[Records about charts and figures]
* * *

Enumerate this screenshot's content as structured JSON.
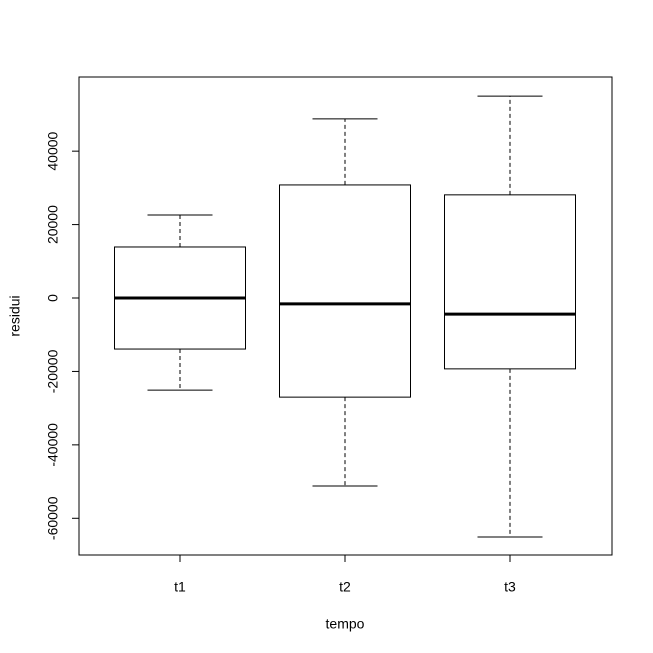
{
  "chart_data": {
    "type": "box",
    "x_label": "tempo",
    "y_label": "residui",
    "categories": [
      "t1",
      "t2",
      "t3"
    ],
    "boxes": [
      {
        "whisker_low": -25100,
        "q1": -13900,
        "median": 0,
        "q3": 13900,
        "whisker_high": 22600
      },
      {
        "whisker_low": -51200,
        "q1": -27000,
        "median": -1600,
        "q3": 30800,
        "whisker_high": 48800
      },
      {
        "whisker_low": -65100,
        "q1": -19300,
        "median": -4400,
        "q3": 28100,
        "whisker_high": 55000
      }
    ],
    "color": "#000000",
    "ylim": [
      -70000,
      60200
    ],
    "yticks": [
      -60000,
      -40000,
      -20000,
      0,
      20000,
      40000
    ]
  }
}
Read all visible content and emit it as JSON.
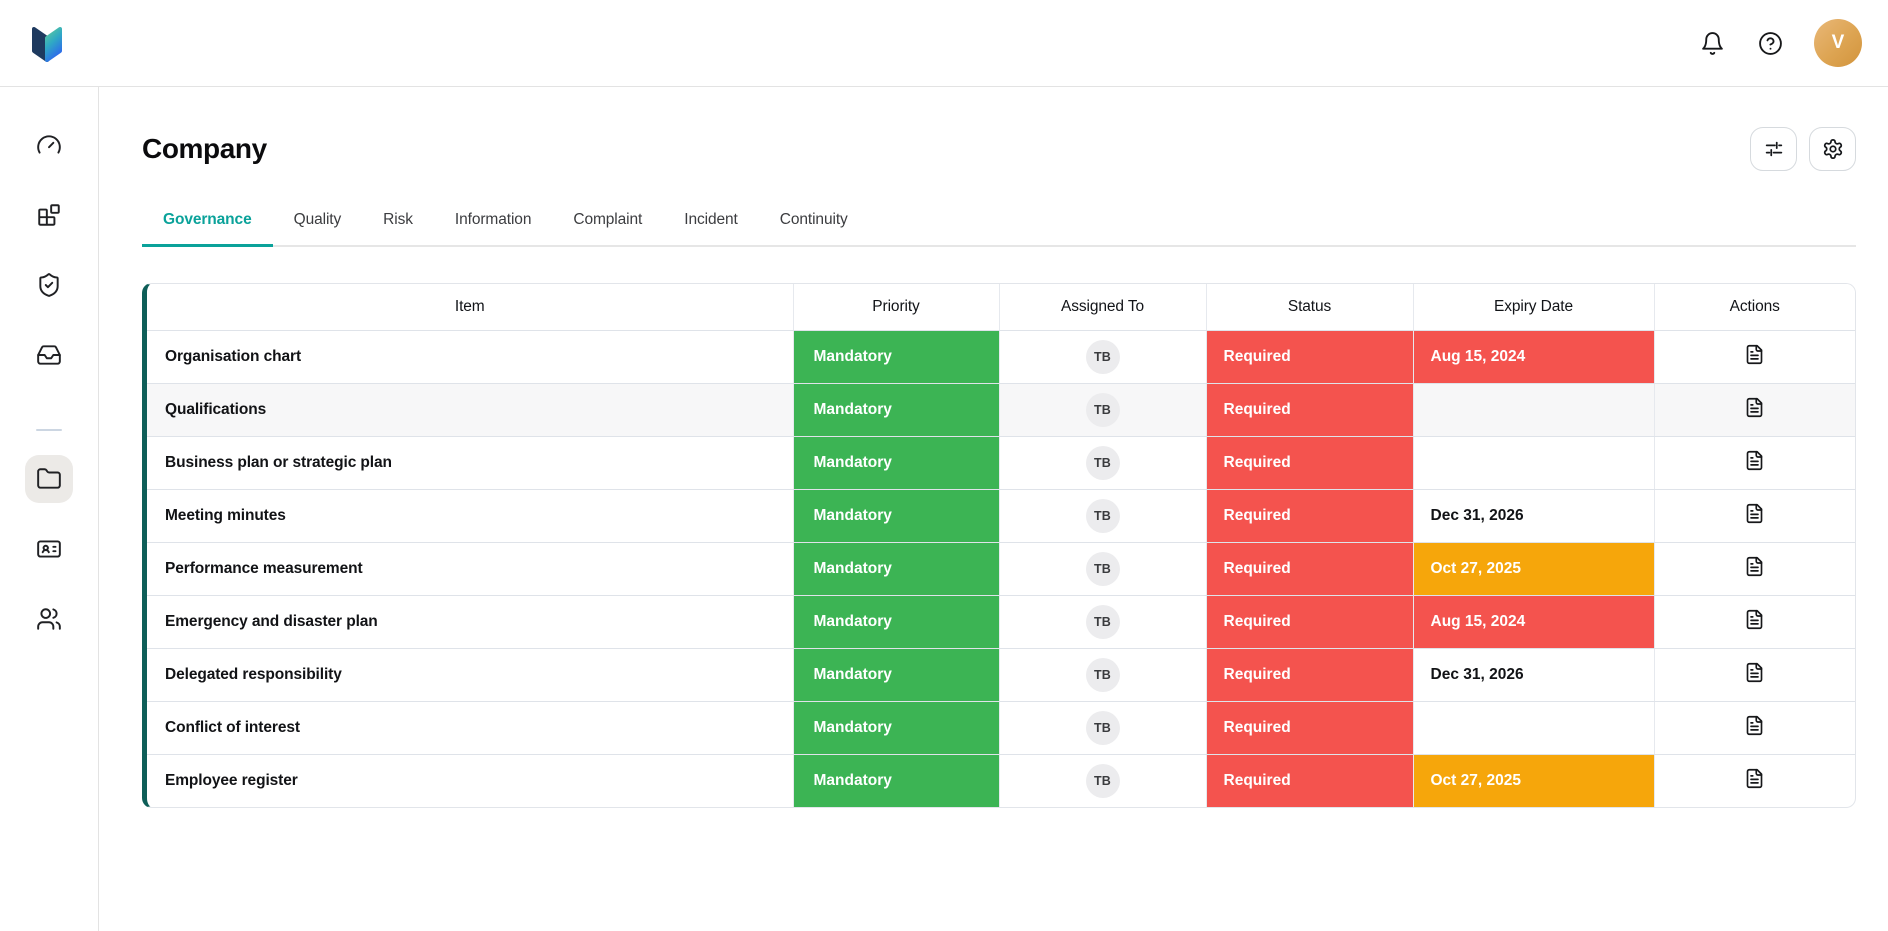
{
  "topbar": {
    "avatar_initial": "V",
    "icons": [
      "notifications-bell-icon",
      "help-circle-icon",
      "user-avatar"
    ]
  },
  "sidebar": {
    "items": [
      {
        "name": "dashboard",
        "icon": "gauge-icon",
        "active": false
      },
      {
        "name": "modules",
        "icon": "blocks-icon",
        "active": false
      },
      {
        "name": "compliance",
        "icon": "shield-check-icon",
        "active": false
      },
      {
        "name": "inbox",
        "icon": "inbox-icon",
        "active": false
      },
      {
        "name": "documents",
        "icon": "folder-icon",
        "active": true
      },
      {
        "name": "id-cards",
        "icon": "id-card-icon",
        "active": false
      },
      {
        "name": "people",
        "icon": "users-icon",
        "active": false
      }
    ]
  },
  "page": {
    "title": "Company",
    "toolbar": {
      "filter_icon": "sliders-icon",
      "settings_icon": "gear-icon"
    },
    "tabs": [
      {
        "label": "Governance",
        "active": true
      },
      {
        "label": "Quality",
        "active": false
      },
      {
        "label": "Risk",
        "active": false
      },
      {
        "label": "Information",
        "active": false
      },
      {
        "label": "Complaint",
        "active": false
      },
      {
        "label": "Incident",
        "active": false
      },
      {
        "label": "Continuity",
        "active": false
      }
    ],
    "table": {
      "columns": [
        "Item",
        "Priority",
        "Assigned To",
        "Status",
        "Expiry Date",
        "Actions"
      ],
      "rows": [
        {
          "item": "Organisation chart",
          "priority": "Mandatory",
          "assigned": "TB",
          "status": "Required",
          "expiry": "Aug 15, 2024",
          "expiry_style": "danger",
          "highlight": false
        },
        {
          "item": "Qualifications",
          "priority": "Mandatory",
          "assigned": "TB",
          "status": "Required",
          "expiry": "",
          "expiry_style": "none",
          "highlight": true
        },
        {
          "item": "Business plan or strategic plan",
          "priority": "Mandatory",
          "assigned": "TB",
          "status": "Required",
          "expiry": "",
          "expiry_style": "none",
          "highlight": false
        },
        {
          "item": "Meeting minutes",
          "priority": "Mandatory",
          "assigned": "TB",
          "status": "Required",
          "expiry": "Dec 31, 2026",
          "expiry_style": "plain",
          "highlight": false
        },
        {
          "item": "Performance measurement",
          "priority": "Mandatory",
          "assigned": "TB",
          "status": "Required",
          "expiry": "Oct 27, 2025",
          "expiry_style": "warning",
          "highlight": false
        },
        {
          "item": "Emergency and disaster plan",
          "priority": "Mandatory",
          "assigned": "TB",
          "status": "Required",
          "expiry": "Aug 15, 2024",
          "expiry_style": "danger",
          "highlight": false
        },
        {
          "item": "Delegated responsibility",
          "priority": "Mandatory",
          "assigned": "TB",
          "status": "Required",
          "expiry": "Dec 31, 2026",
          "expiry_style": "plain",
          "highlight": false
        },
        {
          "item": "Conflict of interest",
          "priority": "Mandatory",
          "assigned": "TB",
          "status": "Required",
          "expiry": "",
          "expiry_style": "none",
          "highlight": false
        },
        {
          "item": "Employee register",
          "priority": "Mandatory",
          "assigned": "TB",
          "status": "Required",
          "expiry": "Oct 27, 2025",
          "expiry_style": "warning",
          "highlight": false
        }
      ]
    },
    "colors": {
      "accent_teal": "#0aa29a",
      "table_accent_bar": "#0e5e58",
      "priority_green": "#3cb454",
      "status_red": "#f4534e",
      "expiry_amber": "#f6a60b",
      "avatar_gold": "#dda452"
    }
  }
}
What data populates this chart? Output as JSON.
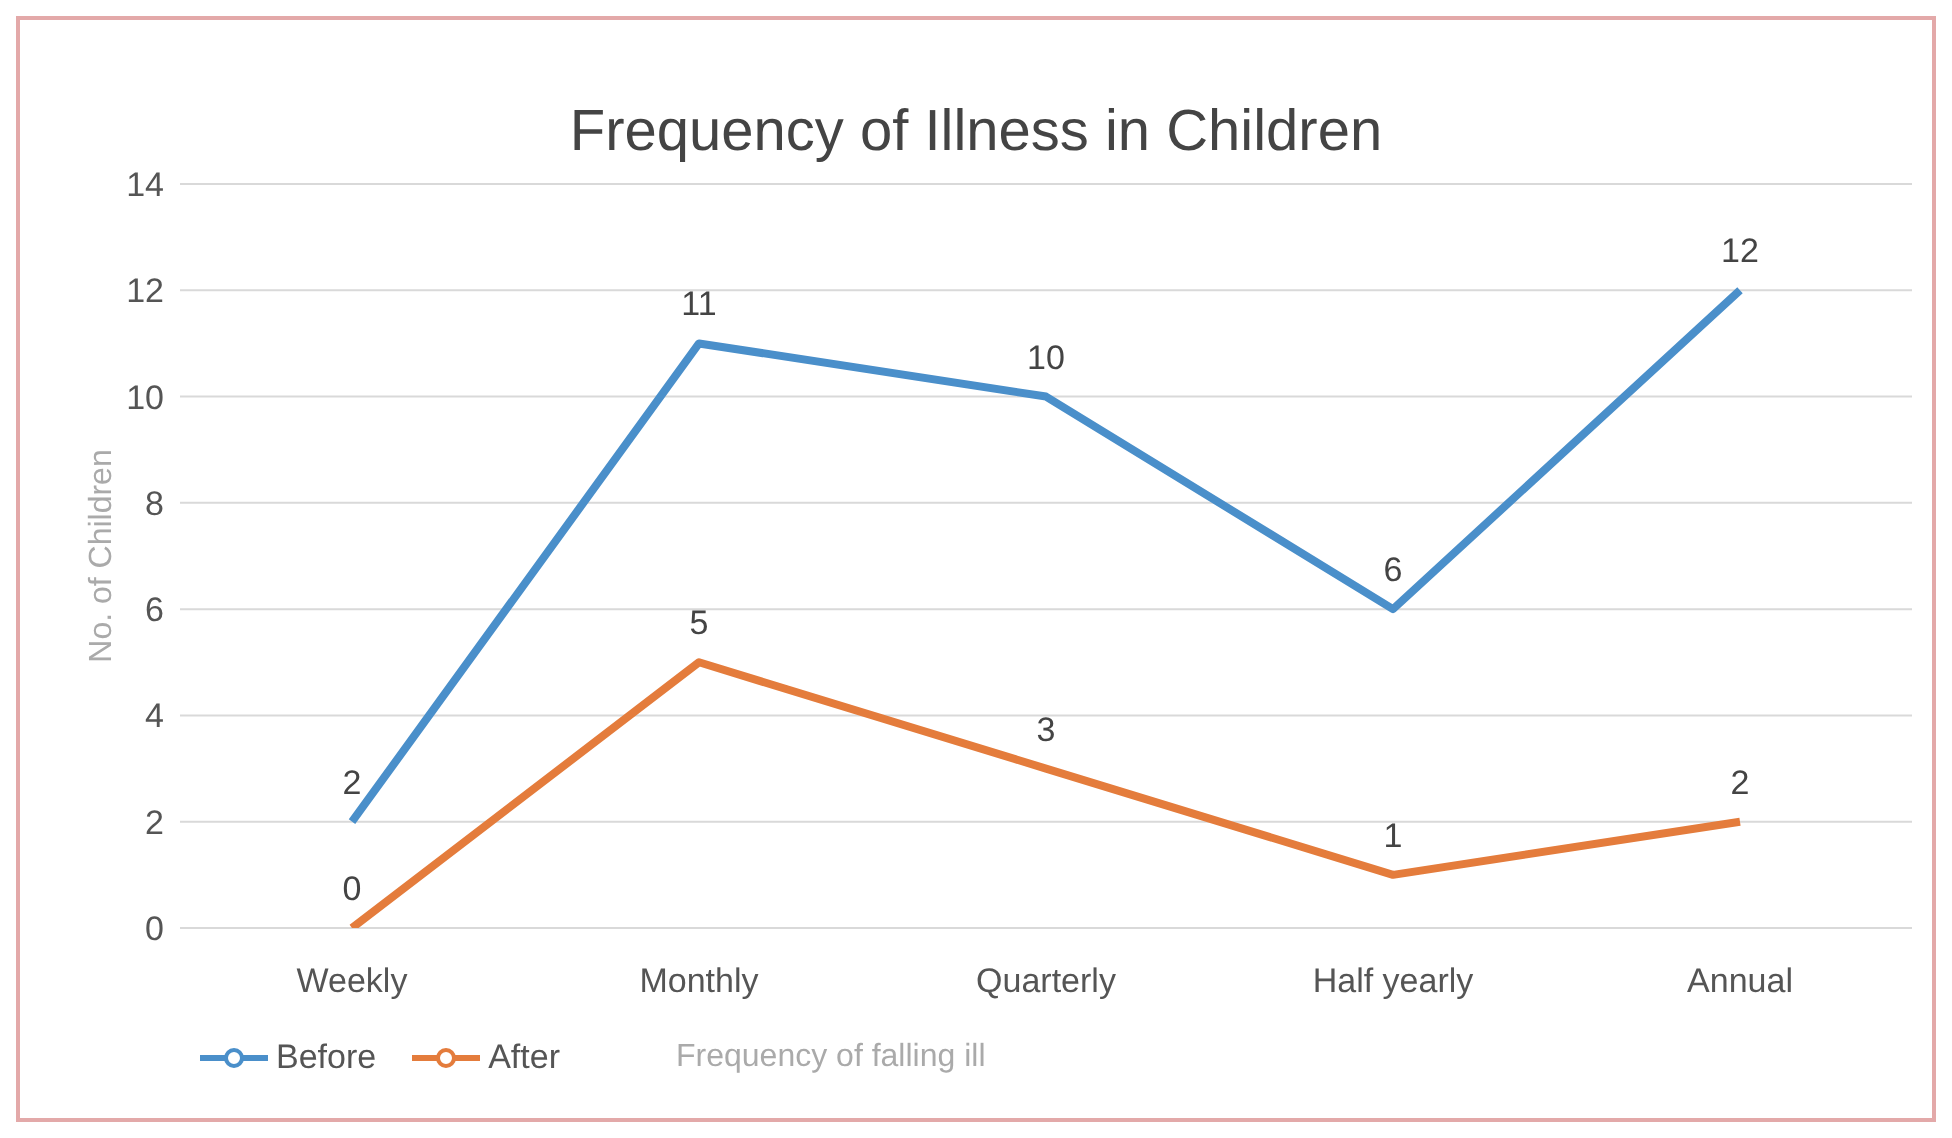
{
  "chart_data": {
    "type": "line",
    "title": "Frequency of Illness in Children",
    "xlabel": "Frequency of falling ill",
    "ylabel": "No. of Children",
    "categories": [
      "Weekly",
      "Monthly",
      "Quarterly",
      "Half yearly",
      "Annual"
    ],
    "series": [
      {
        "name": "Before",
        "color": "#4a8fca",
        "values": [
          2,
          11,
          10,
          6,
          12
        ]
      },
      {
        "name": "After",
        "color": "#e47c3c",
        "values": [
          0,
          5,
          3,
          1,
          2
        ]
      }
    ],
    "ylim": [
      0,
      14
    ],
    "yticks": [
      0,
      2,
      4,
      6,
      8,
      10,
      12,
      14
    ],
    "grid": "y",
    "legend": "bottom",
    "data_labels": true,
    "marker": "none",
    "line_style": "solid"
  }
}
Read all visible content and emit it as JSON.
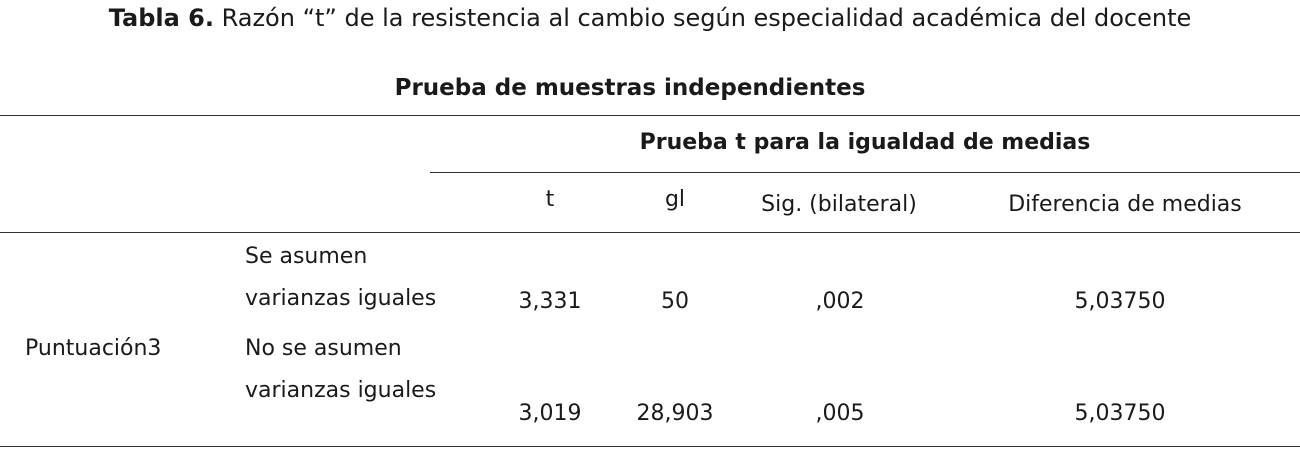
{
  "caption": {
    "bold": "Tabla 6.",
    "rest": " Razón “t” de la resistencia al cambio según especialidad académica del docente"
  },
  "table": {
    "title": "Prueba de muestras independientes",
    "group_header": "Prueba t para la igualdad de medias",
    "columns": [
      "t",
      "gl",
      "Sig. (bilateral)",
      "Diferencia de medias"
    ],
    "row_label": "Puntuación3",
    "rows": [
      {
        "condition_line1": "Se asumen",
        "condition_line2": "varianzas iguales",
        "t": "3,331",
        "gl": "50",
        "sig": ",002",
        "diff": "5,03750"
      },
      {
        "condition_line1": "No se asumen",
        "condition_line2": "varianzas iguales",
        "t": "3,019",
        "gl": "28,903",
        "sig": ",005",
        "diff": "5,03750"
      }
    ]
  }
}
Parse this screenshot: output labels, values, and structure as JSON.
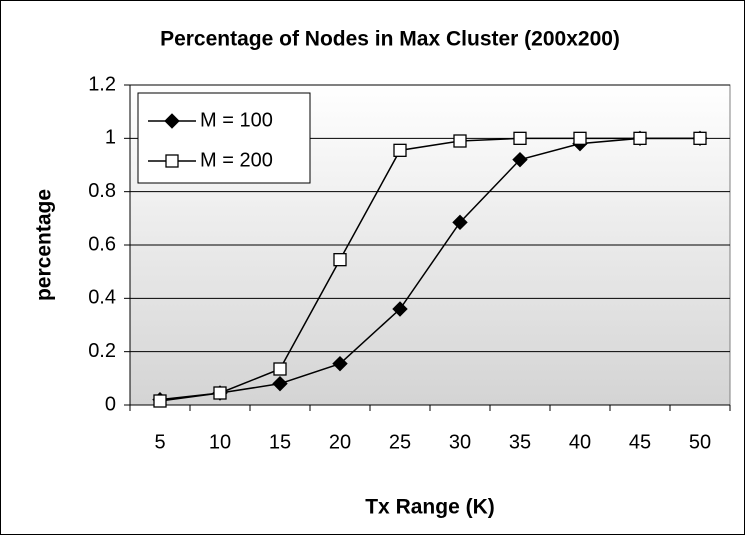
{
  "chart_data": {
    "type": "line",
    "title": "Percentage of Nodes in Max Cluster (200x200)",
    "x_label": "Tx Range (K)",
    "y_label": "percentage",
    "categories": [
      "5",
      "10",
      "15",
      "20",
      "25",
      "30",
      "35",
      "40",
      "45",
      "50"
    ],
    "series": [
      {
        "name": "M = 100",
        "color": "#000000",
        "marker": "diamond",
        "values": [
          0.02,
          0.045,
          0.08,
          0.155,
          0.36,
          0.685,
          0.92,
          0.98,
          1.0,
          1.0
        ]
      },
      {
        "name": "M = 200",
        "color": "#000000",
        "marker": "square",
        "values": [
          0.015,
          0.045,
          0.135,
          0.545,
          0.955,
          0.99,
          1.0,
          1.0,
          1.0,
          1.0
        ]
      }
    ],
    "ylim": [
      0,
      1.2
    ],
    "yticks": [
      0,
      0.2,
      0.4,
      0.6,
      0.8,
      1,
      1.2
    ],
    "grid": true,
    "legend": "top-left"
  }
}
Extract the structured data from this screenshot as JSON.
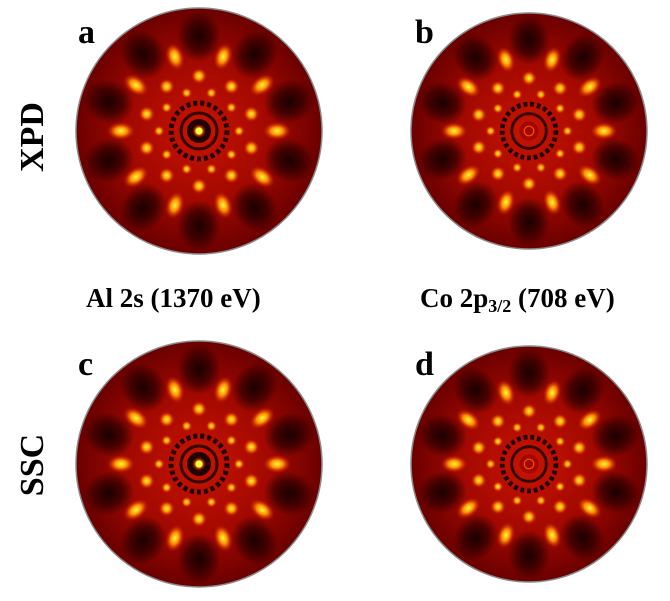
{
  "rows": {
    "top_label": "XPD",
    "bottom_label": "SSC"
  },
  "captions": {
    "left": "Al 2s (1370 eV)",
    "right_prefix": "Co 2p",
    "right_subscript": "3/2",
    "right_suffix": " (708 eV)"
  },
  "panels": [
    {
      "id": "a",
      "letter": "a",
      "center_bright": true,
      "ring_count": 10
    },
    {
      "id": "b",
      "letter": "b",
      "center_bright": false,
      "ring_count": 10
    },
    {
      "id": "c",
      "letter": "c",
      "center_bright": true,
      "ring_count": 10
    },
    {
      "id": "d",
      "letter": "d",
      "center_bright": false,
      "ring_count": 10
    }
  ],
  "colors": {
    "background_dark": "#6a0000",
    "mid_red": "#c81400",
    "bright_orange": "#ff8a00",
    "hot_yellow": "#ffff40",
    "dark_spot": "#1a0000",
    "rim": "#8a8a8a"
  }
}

* * *

Only lines holding the string "marker" are wanted; gather each one from the entries above.

    "marker": "none",
        "marker": "diamond",
        "marker": "square",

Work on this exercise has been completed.